* _Aufgabe A_
Fasse den Artikel über den Umweltverein Deine Isar in zwei Sätzen zusammen.

Auch in Corona-Zeiten sind die Isarstrände gut besucht – und werden verschmutzt. Bereits 2011 hat Hartmut Keitel den Umweltverein Deine Isar gegründet. Erst provokanter Einzelkämpfer, setzt er heute auf Kooperation.

Der Umweltschützer Hartmut Keitel beim Aufhängen eines seiner Plakate nahe der Isar in München © Fotos: Hartmut Keitel

Von Helena Katharina Borst

„Ihr Assischweine, steckt euch selbst eure Glasscherben in den Arsch, dann wisst ihr, dass auch Arschlöcher Gefühle haben“ – mit diesem ersten Plakat, das eines morgens mit Tapetenkleister an den Pfeilern einer Isarbrücke klebt, verschafft Hartmut Keitel seinem Ärger über die zugemüllten Isarstrände Luft. Mittlerweile sind die Plakate weniger beleidigend, die Aktionen vielfältiger und sein Anliegen, die Isar sauber zu halten, weit verbreitet. Die Ideen gehen dem Verein Deine Isar derweil nicht aus.

Im Frühling ist die Isar heuer für viele Münchner*innen die einzige Möglichkeit, ihre Wohnung zu verlassen. Seitdem die coronabedingten Ausgangsbeschränkungen den Aufenthalt im Freien auf sportliche Betätigung reduzieren, sind ungewöhnlich viel Jogger*innen und Spaziergänger*innen am Fluss unterwegs. Statt Zigarettenstummeln, Einweggrillschalen und zerschlagenen Glasflaschen bereiten Hartmut Keitel dieses Jahr die zertrampelten Grasflächen Sorgen, die sich diese Saison mutmaßlich kaum erholen werden. Werden die Isarauen in der aktuellen Ausnahmesituation von dem verhältnismäßig hohen Andrang von Besucher*innen strapaziert, war in der Vergangenheit vor allem der Müll problematisch, wie der Gründer des Umweltvereins Deine Isar am Telefon berichtet.

* _Bereitgestellte Datensätze_
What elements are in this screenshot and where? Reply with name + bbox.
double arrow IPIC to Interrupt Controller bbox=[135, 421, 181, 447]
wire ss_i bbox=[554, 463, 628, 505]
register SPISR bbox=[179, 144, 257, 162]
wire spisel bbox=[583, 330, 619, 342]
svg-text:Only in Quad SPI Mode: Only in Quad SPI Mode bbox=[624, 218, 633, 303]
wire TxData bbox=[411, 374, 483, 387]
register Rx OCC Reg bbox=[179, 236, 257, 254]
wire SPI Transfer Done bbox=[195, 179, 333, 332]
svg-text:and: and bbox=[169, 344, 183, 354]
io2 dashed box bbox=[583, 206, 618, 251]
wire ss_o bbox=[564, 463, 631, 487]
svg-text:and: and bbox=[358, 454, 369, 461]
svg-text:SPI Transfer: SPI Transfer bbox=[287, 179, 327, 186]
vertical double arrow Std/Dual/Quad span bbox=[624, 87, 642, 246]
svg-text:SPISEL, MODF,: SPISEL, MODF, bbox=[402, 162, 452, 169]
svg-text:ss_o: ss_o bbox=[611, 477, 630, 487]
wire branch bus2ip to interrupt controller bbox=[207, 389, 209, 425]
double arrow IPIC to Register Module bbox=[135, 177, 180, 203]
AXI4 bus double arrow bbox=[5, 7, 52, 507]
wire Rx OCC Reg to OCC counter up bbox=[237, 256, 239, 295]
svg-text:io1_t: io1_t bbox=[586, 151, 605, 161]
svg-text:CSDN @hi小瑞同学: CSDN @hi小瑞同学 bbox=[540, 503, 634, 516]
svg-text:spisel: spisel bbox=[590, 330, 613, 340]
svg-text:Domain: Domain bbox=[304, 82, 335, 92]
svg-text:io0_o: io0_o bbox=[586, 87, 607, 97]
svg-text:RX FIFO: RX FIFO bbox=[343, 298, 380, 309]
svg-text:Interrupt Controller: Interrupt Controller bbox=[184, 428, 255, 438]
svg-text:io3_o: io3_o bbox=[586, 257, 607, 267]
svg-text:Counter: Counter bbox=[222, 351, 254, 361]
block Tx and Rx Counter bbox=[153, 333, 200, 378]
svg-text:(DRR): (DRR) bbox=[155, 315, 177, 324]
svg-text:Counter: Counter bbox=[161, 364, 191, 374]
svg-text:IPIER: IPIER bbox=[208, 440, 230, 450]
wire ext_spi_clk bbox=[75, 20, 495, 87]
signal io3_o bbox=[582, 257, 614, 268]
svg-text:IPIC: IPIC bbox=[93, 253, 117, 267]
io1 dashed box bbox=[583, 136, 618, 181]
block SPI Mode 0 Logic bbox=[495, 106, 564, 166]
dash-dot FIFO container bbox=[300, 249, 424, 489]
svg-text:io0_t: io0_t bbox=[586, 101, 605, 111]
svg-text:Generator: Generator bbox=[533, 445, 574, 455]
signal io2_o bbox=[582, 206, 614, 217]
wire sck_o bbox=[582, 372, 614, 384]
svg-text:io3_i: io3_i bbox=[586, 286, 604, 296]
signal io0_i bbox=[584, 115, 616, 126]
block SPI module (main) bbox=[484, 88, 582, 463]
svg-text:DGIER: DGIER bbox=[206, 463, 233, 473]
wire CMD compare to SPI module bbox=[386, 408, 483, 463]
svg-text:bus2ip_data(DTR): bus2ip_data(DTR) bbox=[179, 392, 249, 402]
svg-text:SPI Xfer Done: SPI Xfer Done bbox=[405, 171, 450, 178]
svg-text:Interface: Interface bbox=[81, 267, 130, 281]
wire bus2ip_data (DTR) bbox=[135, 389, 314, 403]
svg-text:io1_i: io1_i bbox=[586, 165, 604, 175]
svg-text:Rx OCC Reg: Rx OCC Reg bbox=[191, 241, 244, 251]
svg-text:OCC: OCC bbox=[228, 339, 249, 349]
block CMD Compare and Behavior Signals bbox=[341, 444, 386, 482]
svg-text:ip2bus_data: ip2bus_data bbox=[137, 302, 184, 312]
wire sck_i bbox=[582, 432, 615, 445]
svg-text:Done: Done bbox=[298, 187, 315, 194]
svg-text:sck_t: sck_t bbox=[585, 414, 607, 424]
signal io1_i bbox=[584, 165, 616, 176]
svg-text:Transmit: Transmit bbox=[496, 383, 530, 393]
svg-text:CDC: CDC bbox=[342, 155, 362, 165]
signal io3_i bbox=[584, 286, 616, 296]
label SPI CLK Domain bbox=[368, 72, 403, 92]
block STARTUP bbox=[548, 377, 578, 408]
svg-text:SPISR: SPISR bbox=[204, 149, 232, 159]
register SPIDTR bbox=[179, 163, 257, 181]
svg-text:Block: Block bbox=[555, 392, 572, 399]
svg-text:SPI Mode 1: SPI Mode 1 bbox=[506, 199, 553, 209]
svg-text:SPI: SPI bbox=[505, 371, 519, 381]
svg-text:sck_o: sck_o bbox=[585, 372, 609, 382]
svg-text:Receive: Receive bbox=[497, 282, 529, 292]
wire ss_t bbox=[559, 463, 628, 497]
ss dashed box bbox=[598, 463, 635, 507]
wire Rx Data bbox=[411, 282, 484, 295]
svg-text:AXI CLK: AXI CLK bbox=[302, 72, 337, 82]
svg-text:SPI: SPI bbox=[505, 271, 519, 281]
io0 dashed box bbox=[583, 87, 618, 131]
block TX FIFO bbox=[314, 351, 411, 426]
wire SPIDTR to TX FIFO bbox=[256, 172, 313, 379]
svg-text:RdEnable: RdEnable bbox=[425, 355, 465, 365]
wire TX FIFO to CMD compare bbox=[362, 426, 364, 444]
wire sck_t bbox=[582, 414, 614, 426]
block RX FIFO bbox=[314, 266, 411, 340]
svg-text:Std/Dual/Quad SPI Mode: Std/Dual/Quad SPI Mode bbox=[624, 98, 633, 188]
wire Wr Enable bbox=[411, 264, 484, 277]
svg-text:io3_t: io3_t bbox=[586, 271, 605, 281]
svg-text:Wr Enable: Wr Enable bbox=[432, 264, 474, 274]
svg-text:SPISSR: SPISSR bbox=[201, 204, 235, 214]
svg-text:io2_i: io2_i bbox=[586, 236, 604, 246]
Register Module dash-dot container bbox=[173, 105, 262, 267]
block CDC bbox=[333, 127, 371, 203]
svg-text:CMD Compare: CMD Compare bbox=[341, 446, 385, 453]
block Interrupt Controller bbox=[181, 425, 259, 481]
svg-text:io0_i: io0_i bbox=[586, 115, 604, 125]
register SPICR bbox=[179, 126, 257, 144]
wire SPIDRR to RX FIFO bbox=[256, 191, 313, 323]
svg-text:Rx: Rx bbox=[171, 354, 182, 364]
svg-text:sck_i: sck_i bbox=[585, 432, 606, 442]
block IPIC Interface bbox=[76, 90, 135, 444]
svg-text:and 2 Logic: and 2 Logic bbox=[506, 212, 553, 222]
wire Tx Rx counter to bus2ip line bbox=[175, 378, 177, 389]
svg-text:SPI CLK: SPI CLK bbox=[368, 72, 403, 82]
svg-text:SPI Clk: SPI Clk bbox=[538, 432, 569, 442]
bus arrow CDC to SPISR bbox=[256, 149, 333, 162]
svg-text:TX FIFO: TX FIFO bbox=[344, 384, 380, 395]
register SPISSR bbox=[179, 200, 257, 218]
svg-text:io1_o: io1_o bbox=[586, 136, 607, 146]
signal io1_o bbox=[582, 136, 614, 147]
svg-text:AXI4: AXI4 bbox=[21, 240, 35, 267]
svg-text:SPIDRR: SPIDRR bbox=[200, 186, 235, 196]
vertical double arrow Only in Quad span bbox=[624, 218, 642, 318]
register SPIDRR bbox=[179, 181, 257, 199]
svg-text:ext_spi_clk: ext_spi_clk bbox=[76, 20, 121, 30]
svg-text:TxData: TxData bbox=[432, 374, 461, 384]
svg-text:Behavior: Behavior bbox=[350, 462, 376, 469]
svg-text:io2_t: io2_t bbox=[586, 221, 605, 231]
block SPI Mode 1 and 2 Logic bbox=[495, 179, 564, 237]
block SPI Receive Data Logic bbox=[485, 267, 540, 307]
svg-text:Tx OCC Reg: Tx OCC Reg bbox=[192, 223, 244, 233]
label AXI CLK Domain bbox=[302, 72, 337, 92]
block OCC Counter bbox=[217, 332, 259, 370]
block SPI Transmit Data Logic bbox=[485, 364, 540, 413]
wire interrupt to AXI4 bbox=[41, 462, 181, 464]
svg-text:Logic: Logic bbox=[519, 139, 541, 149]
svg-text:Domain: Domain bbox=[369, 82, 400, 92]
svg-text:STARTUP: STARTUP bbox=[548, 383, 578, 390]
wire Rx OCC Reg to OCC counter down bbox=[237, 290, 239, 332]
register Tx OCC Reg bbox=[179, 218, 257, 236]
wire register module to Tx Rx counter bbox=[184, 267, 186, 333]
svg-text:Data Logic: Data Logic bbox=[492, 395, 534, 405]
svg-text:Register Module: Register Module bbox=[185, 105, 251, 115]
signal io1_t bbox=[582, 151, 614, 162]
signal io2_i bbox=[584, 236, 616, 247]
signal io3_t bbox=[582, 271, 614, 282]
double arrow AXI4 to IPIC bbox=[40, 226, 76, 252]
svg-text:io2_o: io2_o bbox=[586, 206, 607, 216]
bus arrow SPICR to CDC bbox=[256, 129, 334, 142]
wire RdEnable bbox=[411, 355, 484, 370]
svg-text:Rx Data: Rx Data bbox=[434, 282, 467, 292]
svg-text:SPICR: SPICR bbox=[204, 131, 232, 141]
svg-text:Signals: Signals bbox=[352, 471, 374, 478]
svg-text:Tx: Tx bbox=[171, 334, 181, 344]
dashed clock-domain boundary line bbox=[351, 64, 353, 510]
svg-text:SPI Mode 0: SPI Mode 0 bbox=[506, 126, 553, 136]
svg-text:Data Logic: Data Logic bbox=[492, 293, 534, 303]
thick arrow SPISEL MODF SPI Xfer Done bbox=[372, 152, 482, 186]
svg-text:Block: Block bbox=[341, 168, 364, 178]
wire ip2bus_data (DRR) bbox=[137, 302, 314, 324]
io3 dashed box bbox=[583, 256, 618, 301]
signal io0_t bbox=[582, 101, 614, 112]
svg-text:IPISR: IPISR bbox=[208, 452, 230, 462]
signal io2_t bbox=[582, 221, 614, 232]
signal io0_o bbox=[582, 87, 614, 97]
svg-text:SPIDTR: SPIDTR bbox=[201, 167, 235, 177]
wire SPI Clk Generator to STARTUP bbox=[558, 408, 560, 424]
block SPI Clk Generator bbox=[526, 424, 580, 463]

* _Aufgabe B_
Gib aus den Datensätzen den Abschnitt vom Anfang bis einschließlich der Zeile mit „block SPI Mode 0“ wortgetreu wieder.

* _Erwartete Ausgabe A_
Hartmut Keitel, der 2011 den Umweltverein Deine Isar gründete, machte seinem Ärger über vermüllte Isarstrände anfangs mit beleidigenden Plakaten Luft, setzt heute aber auf Kooperation und vielfältigere Aktionen. In diesem Corona-Frühling bereiten ihm wegen des hohen Andrangs am Fluss vor allem die zertrampelten Grasflächen Sorgen, während früher hauptsächlich der Müll das Problem war.

* _Erwartete Ausgabe B_
What elements are in this screenshot and where? Reply with name + bbox.
double arrow IPIC to Interrupt Controller bbox=[135, 421, 181, 447]
wire ss_i bbox=[554, 463, 628, 505]
register SPISR bbox=[179, 144, 257, 162]
wire spisel bbox=[583, 330, 619, 342]
svg-text:Only in Quad SPI Mode: Only in Quad SPI Mode bbox=[624, 218, 633, 303]
wire TxData bbox=[411, 374, 483, 387]
register Rx OCC Reg bbox=[179, 236, 257, 254]
wire SPI Transfer Done bbox=[195, 179, 333, 332]
svg-text:and: and bbox=[169, 344, 183, 354]
io2 dashed box bbox=[583, 206, 618, 251]
wire ss_o bbox=[564, 463, 631, 487]
svg-text:and: and bbox=[358, 454, 369, 461]
svg-text:SPI Transfer: SPI Transfer bbox=[287, 179, 327, 186]
vertical double arrow Std/Dual/Quad span bbox=[624, 87, 642, 246]
svg-text:SPISEL, MODF,: SPISEL, MODF, bbox=[402, 162, 452, 169]
svg-text:ss_o: ss_o bbox=[611, 477, 630, 487]
wire branch bus2ip to interrupt controller bbox=[207, 389, 209, 425]
double arrow IPIC to Register Module bbox=[135, 177, 180, 203]
AXI4 bus double arrow bbox=[5, 7, 52, 507]
wire Rx OCC Reg to OCC counter up bbox=[237, 256, 239, 295]
svg-text:io1_t: io1_t bbox=[586, 151, 605, 161]
svg-text:CSDN @hi小瑞同学: CSDN @hi小瑞同学 bbox=[540, 503, 634, 516]
svg-text:spisel: spisel bbox=[590, 330, 613, 340]
svg-text:Domain: Domain bbox=[304, 82, 335, 92]
svg-text:io0_o: io0_o bbox=[586, 87, 607, 97]
svg-text:RX FIFO: RX FIFO bbox=[343, 298, 380, 309]
svg-text:Interrupt Controller: Interrupt Controller bbox=[184, 428, 255, 438]
svg-text:io3_o: io3_o bbox=[586, 257, 607, 267]
svg-text:Counter: Counter bbox=[222, 351, 254, 361]
block Tx and Rx Counter bbox=[153, 333, 200, 378]
svg-text:(DRR): (DRR) bbox=[155, 315, 177, 324]
svg-text:Counter: Counter bbox=[161, 364, 191, 374]
svg-text:IPIER: IPIER bbox=[208, 440, 230, 450]
wire ext_spi_clk bbox=[75, 20, 495, 87]
signal io3_o bbox=[582, 257, 614, 268]
svg-text:IPIC: IPIC bbox=[93, 253, 117, 267]
io1 dashed box bbox=[583, 136, 618, 181]
block SPI Mode 0 Logic bbox=[495, 106, 564, 166]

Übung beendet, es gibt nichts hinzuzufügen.